▶ DESCRIPTION OF THE TASK
The job is to find each line of the records below that includes the word "output" and copy it.

▶ THE DATA
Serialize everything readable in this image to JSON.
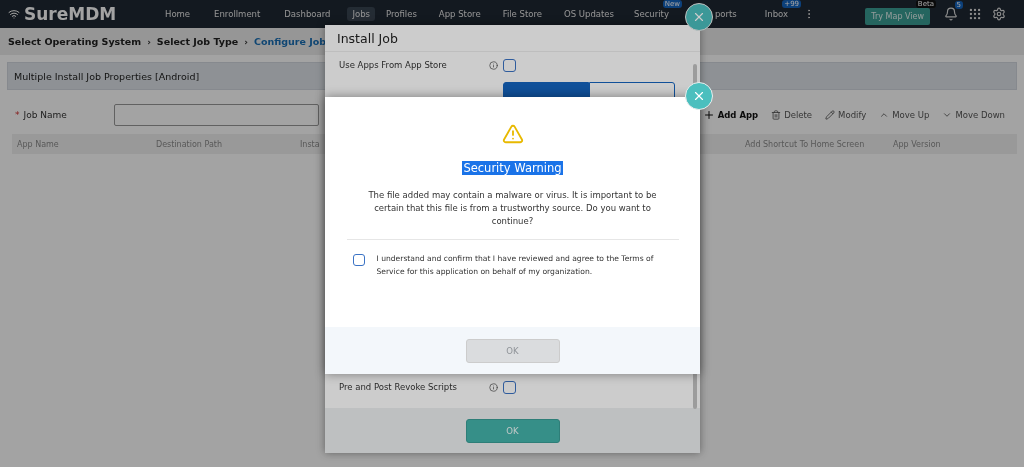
{
  "nav": {
    "logo": "SureMDM",
    "items": [
      {
        "label": "Home",
        "selected": false
      },
      {
        "label": "Enrollment",
        "selected": false
      },
      {
        "label": "Dashboard",
        "selected": false
      },
      {
        "label": "Jobs",
        "selected": true
      },
      {
        "label": "Profiles",
        "selected": false
      },
      {
        "label": "App Store",
        "selected": false
      },
      {
        "label": "File Store",
        "selected": false
      },
      {
        "label": "OS Updates",
        "selected": false
      },
      {
        "label": "Security",
        "selected": false,
        "badge": "New"
      },
      {
        "label": "ports",
        "selected": false
      },
      {
        "label": "Inbox",
        "selected": false,
        "badge": "+99"
      }
    ],
    "map_button": {
      "label": "Try Map View",
      "badge": "Beta"
    },
    "notifications": "5"
  },
  "breadcrumb_separator": "›",
  "breadcrumb": [
    {
      "label": "Select Operating System",
      "selected": false
    },
    {
      "label": "Select Job Type",
      "selected": false
    },
    {
      "label": "Configure Job",
      "selected": true
    }
  ],
  "panel": {
    "title": "Multiple Install Job Properties [Android]",
    "job_name": {
      "label": "Job Name",
      "required_mark": "*"
    },
    "toolbar": [
      "Add App",
      "Delete",
      "Modify",
      "Move Up",
      "Move Down"
    ],
    "columns": [
      "App Name",
      "Destination Path",
      "Insta",
      "Add Shortcut To Home Screen",
      "App Version"
    ]
  },
  "install_dialog": {
    "title": "Install Job",
    "use_app_store": {
      "label": "Use Apps From App Store",
      "checked": false
    },
    "source_toggle": [
      {
        "selected": true
      },
      {
        "selected": false
      }
    ],
    "revoke_scripts": {
      "label": "Pre and Post Revoke Scripts",
      "checked": false
    },
    "ok": "OK"
  },
  "warning": {
    "title": "Security Warning",
    "message": "The file added may contain a malware or virus. It is important to be certain that this file is from a trustworthy source. Do you want to continue?",
    "consent": {
      "label": "I understand and confirm that I have reviewed and agree to the Terms of Service for this application on behalf of my organization.",
      "checked": false
    },
    "ok": {
      "label": "OK",
      "disabled": true
    }
  }
}
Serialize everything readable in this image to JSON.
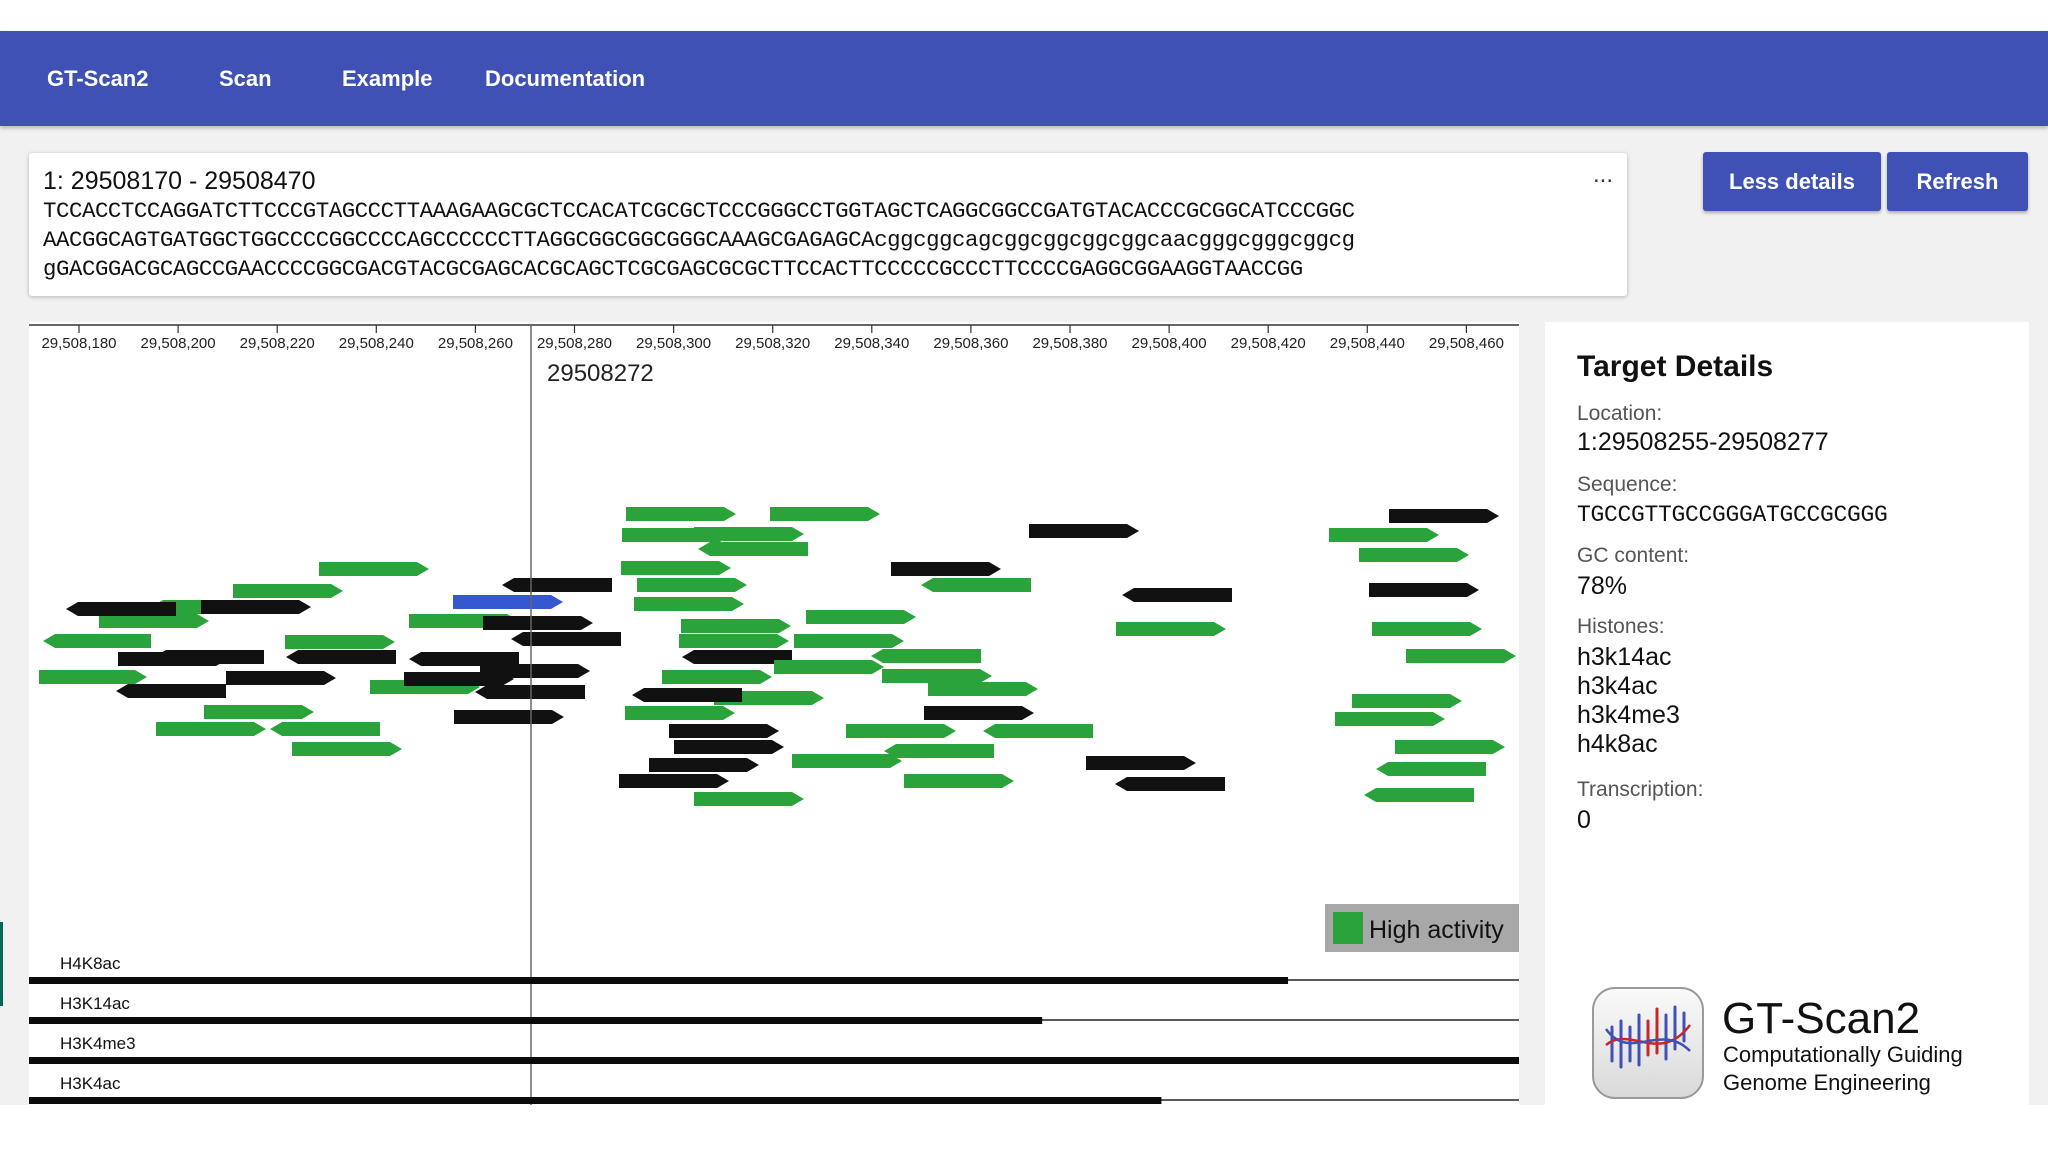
{
  "nav": {
    "brand": "GT-Scan2",
    "items": [
      "Scan",
      "Example",
      "Documentation"
    ]
  },
  "sequence": {
    "range": "1: 29508170 - 29508470",
    "more": "...",
    "lines": [
      "TCCACCTCCAGGATCTTCCCGTAGCCCTTAAAGAAGCGCTCCACATCGCGCTCCCGGGCCTGGTAGCTCAGGCGGCCGATGTACACCCGCGGCATCCCGGC",
      "AACGGCAGTGATGGCTGGCCCCGGCCCCAGCCCCCCTTAGGCGGCGGCGGGCAAAGCGAGAGCAcggcggcagcggcggcggcggcaacgggcgggcggcg",
      "gGACGGACGCAGCCGAACCCCGGCGACGTACGCGAGCACGCAGCTCGCGAGCGCGCTTCCACTTCCCCCGCCCTTCCCCGAGGCGGAAGGTAACCGG"
    ]
  },
  "buttons": {
    "less_details": "Less details",
    "refresh": "Refresh"
  },
  "viewer": {
    "ticks": [
      "29,508,180",
      "29,508,200",
      "29,508,220",
      "29,508,240",
      "29,508,260",
      "29,508,280",
      "29,508,300",
      "29,508,320",
      "29,508,340",
      "29,508,360",
      "29,508,380",
      "29,508,400",
      "29,508,420",
      "29,508,440",
      "29,508,460"
    ],
    "cursor_label": "29508272",
    "legend_label": "High activity",
    "colors": {
      "high": "#2aa33a",
      "low": "#111111",
      "selected": "#3557cf",
      "legend_bg": "#a8a8a8"
    },
    "tracks": [
      {
        "name": "H4K8ac",
        "fill": 0.845
      },
      {
        "name": "H3K14ac",
        "fill": 0.68
      },
      {
        "name": "H3K4me3",
        "fill": 1.0
      },
      {
        "name": "H3K4ac",
        "fill": 0.76
      }
    ]
  },
  "details": {
    "title": "Target Details",
    "location_label": "Location:",
    "location": "1:29508255-29508277",
    "sequence_label": "Sequence:",
    "sequence": "TGCCGTTGCCGGGATGCCGCGGG",
    "gc_label": "GC content:",
    "gc": "78%",
    "histones_label": "Histones:",
    "histones": [
      "h3k14ac",
      "h3k4ac",
      "h3k4me3",
      "h4k8ac"
    ],
    "transcription_label": "Transcription:",
    "transcription": "0"
  },
  "logo": {
    "title": "GT-Scan2",
    "subtitle_line1": "Computationally Guiding",
    "subtitle_line2": "Genome Engineering",
    "icon": "dna-icon"
  }
}
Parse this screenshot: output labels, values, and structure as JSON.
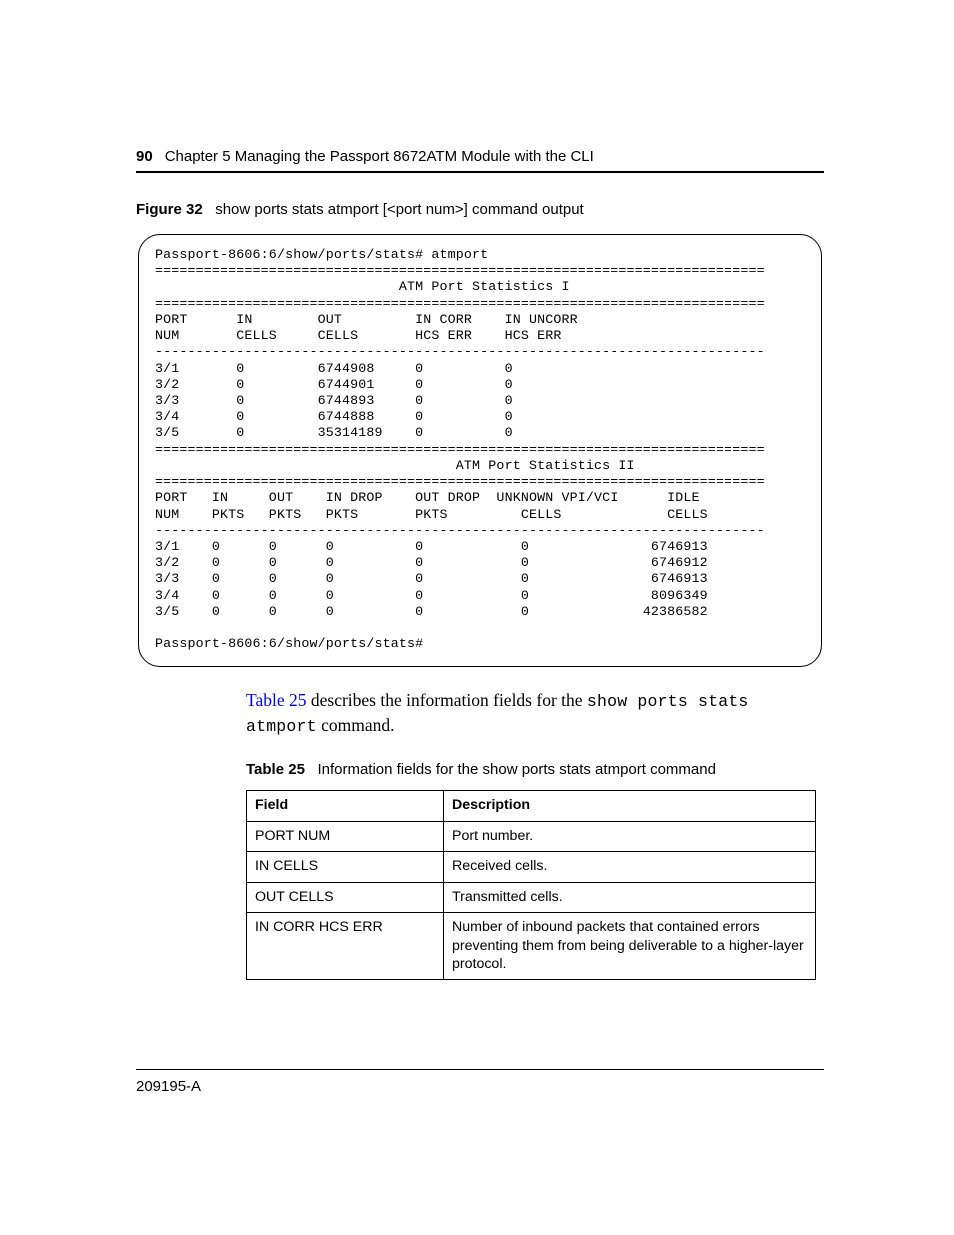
{
  "header": {
    "page_number": "90",
    "chapter": "Chapter 5  Managing the Passport 8672ATM Module with the CLI"
  },
  "figure": {
    "label": "Figure 32",
    "title": "show ports stats atmport [<port num>] command output"
  },
  "terminal": "Passport-8606:6/show/ports/stats# atmport\n===========================================================================\n                              ATM Port Statistics I\n===========================================================================\nPORT      IN        OUT         IN CORR    IN UNCORR\nNUM       CELLS     CELLS       HCS ERR    HCS ERR\n---------------------------------------------------------------------------\n3/1       0         6744908     0          0\n3/2       0         6744901     0          0\n3/3       0         6744893     0          0\n3/4       0         6744888     0          0\n3/5       0         35314189    0          0\n===========================================================================\n                                     ATM Port Statistics II\n===========================================================================\nPORT   IN     OUT    IN DROP    OUT DROP  UNKNOWN VPI/VCI      IDLE\nNUM    PKTS   PKTS   PKTS       PKTS         CELLS             CELLS\n---------------------------------------------------------------------------\n3/1    0      0      0          0            0               6746913\n3/2    0      0      0          0            0               6746912\n3/3    0      0      0          0            0               6746913\n3/4    0      0      0          0            0               8096349\n3/5    0      0      0          0            0              42386582\n\nPassport-8606:6/show/ports/stats#",
  "paragraph": {
    "link_text": "Table 25",
    "rest1": " describes the information fields for the ",
    "mono": "show ports stats atmport",
    "rest2": " command."
  },
  "table_caption": {
    "label": "Table 25",
    "title": "Information fields for the show ports stats atmport command"
  },
  "table": {
    "headers": {
      "field": "Field",
      "desc": "Description"
    },
    "rows": [
      {
        "field": "PORT NUM",
        "desc": "Port number."
      },
      {
        "field": "IN CELLS",
        "desc": "Received cells."
      },
      {
        "field": "OUT CELLS",
        "desc": "Transmitted cells."
      },
      {
        "field": "IN CORR HCS ERR",
        "desc": "Number of inbound packets that contained errors preventing them from being deliverable to a higher-layer protocol."
      }
    ]
  },
  "footer": "209195-A"
}
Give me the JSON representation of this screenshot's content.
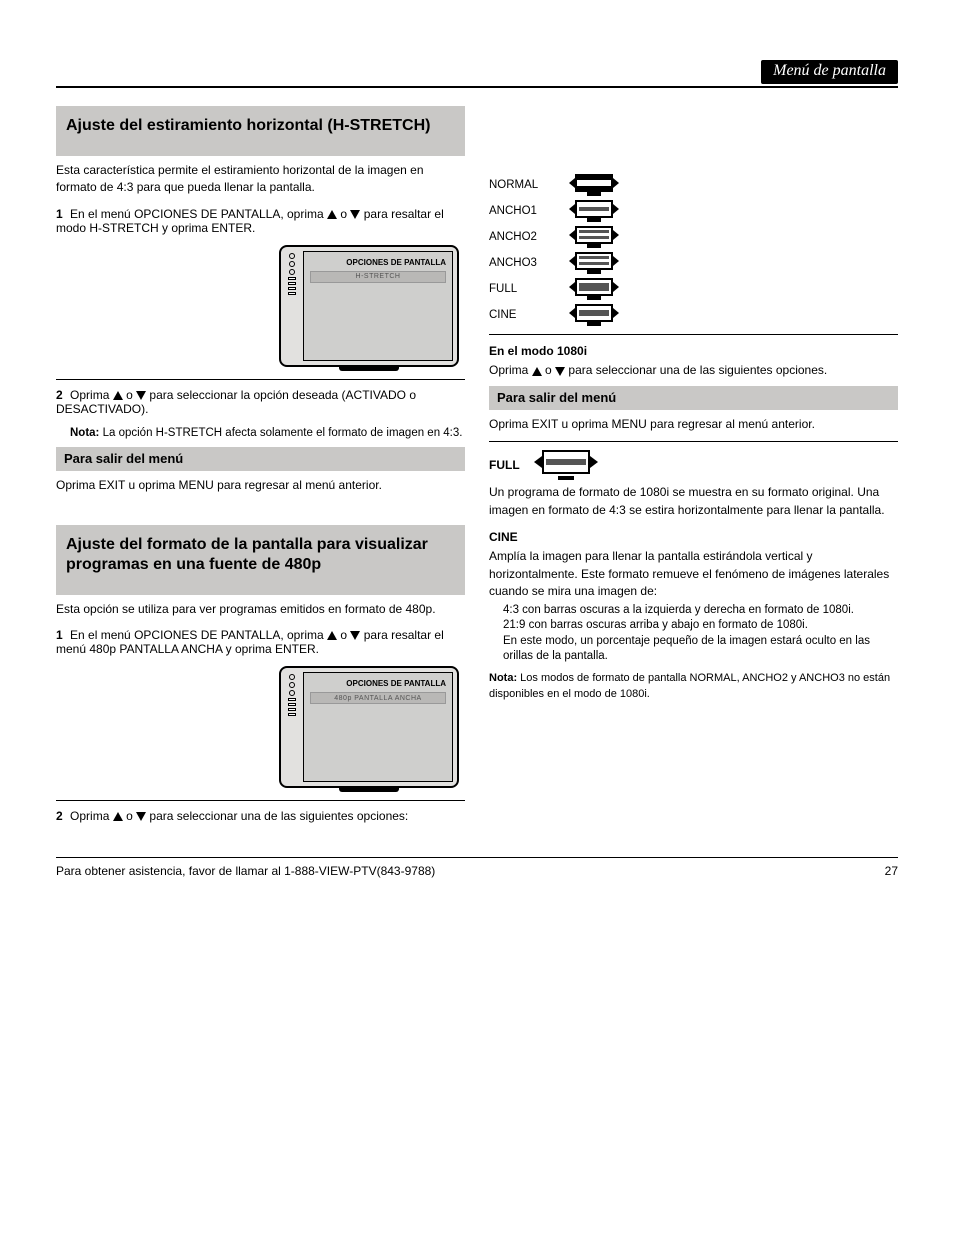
{
  "banner": "Menú de pantalla",
  "left": {
    "section1": {
      "heading": "Ajuste del estiramiento horizontal (H-STRETCH)",
      "intro": "Esta característica permite el estiramiento horizontal de la imagen en formato de 4:3 para que pueda llenar la pantalla.",
      "step1_label": "1",
      "step1_a": "En el menú OPCIONES DE PANTALLA, oprima ",
      "step1_b": " o ",
      "step1_c": " para resaltar el modo H-STRETCH y oprima ENTER.",
      "tv_screen_title": "OPCIONES DE PANTALLA",
      "tv_bar_label": "H-STRETCH",
      "step2_label": "2",
      "step2_a": "Oprima ",
      "step2_b": " o ",
      "step2_c": " para seleccionar la opción deseada (ACTIVADO o DESACTIVADO).",
      "note_title": "Nota:",
      "note_body": " La opción H-STRETCH afecta solamente el formato de imagen en 4:3.",
      "exit_title": "Para salir del menú",
      "exit_body": " Oprima EXIT u oprima MENU para regresar al menú anterior."
    },
    "section2": {
      "heading": "Ajuste del formato de la pantalla para visualizar programas en una fuente de 480p",
      "intro": "Esta opción se utiliza para ver programas emitidos en formato de 480p.",
      "step1_label": "1",
      "step1_a": "En el menú OPCIONES DE PANTALLA, oprima ",
      "step1_b": " o ",
      "step1_c": " para resaltar el menú 480p PANTALLA ANCHA y oprima ENTER.",
      "tv_screen_title": "OPCIONES DE PANTALLA",
      "tv_bar_label": "480p PANTALLA ANCHA",
      "step2_label": "2",
      "step2_a": "Oprima ",
      "step2_b": " o ",
      "step2_c": " para seleccionar una de las siguientes opciones:"
    }
  },
  "right": {
    "formats": [
      "NORMAL",
      "ANCHO1",
      "ANCHO2",
      "ANCHO3",
      "FULL",
      "CINE"
    ],
    "heading_1080i": "En el modo 1080i",
    "step_1080i_a": "Oprima ",
    "step_1080i_b": " o ",
    "step_1080i_c": " para seleccionar una de las siguientes opciones.",
    "exit_title": "Para salir del menú",
    "exit_body": " Oprima EXIT u oprima MENU para regresar al menú anterior.",
    "full": {
      "label": "FULL",
      "desc": "Un programa de formato de 1080i se muestra en su formato original. Una imagen en formato de 4:3 se estira horizontalmente para llenar la pantalla."
    },
    "cine": {
      "label": "CINE",
      "intro": "Amplía la imagen para llenar la pantalla estirándola vertical y horizontalmente. Este formato remueve el fenómeno de imágenes laterales cuando se mira una imagen de:",
      "p1": "4:3 con barras oscuras a la izquierda y derecha en formato de 1080i.",
      "p2": "21:9 con barras oscuras arriba y abajo en formato de 1080i.",
      "p3": "En este modo, un porcentaje pequeño de la imagen estará oculto en las orillas de la pantalla."
    },
    "note_title": "Nota:",
    "note_body": " Los modos de formato de pantalla NORMAL, ANCHO2 y ANCHO3 no están disponibles en el modo de 1080i."
  },
  "footer": {
    "left": "Para obtener asistencia, favor de llamar al 1-888-VIEW-PTV(843-9788)",
    "right": "27"
  }
}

▶ RESPONSE AREA
Parse this screenshot: output labels, values, and structure as JSON.
    "title": "show ports stats atmport [<port num>] command output"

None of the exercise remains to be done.